Extract the full set of records, then give each one again exactly.

Data records

* * * * * * * * *

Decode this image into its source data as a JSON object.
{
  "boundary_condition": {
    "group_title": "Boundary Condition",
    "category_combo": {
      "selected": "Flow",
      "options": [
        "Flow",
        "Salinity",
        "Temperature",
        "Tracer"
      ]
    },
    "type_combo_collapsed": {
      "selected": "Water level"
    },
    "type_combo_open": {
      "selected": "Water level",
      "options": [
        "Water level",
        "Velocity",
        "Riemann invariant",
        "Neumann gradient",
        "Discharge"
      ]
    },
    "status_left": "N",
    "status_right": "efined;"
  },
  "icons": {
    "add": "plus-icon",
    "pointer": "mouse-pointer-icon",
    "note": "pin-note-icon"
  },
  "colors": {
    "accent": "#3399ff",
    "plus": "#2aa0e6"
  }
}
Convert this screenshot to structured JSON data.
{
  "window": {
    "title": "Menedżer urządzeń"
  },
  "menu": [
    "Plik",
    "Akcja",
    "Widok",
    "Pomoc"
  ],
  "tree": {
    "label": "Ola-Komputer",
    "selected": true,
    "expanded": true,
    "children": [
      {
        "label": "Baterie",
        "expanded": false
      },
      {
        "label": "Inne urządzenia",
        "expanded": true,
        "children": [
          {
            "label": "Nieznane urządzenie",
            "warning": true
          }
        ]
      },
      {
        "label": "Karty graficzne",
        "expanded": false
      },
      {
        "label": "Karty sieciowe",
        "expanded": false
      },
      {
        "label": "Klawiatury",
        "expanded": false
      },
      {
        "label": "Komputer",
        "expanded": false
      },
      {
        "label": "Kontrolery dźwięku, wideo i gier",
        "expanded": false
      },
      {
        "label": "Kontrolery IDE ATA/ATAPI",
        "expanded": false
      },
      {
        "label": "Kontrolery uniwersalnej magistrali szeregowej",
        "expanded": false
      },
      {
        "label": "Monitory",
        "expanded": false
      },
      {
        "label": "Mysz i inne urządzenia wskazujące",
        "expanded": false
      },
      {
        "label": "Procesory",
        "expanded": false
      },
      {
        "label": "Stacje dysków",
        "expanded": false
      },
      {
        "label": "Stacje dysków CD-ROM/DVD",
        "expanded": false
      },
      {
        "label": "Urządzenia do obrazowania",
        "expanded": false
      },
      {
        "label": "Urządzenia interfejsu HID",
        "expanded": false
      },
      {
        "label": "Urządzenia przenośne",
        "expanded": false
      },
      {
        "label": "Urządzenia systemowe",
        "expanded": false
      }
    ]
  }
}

* * * * * * * * *

[Finished exercise]
Decode this image into its source data as a JSON object.
{
  "boundary_condition": {
    "group_title": "Boundary Condition",
    "category_combo": {
      "selected": "Flow",
      "options": [
        "Flow",
        "Salinity",
        "Temperature",
        "Tracer"
      ]
    },
    "type_combo_collapsed": {
      "selected": "Water level"
    },
    "type_combo_open": {
      "selected": "Water level",
      "options": [
        "Water level",
        "Velocity",
        "Riemann invariant",
        "Neumann gradient",
        "Discharge"
      ]
    },
    "status_left": "N",
    "status_right": "efined;"
  },
  "icons": {
    "add": "plus-icon",
    "pointer": "mouse-pointer-icon",
    "note": "pin-note-icon"
  },
  "colors": {
    "accent": "#3399ff",
    "plus": "#2aa0e6"
  }
}
Convert this screenshot to structured JSON data.
{
  "window": {
    "title": "Menedżer urządzeń"
  },
  "menu": [
    "Plik",
    "Akcja",
    "Widok",
    "Pomoc"
  ],
  "tree": {
    "label": "Ola-Komputer",
    "selected": true,
    "expanded": true,
    "children": [
      {
        "label": "Baterie",
        "expanded": false
      },
      {
        "label": "Inne urządzenia",
        "expanded": true,
        "children": [
          {
            "label": "Nieznane urządzenie",
            "warning": true
          }
        ]
      },
      {
        "label": "Karty graficzne",
        "expanded": false
      },
      {
        "label": "Karty sieciowe",
        "expanded": false
      },
      {
        "label": "Klawiatury",
        "expanded": false
      },
      {
        "label": "Komputer",
        "expanded": false
      },
      {
        "label": "Kontrolery dźwięku, wideo i gier",
        "expanded": false
      },
      {
        "label": "Kontrolery IDE ATA/ATAPI",
        "expanded": false
      },
      {
        "label": "Kontrolery uniwersalnej magistrali szeregowej",
        "expanded": false
      },
      {
        "label": "Monitory",
        "expanded": false
      },
      {
        "label": "Mysz i inne urządzenia wskazujące",
        "expanded": false
      },
      {
        "label": "Procesory",
        "expanded": false
      },
      {
        "label": "Stacje dysków",
        "expanded": false
      },
      {
        "label": "Stacje dysków CD-ROM/DVD",
        "expanded": false
      },
      {
        "label": "Urządzenia do obrazowania",
        "expanded": false
      },
      {
        "label": "Urządzenia interfejsu HID",
        "expanded": false
      },
      {
        "label": "Urządzenia przenośne",
        "expanded": false
      },
      {
        "label": "Urządzenia systemowe",
        "expanded": false
      }
    ]
  }
}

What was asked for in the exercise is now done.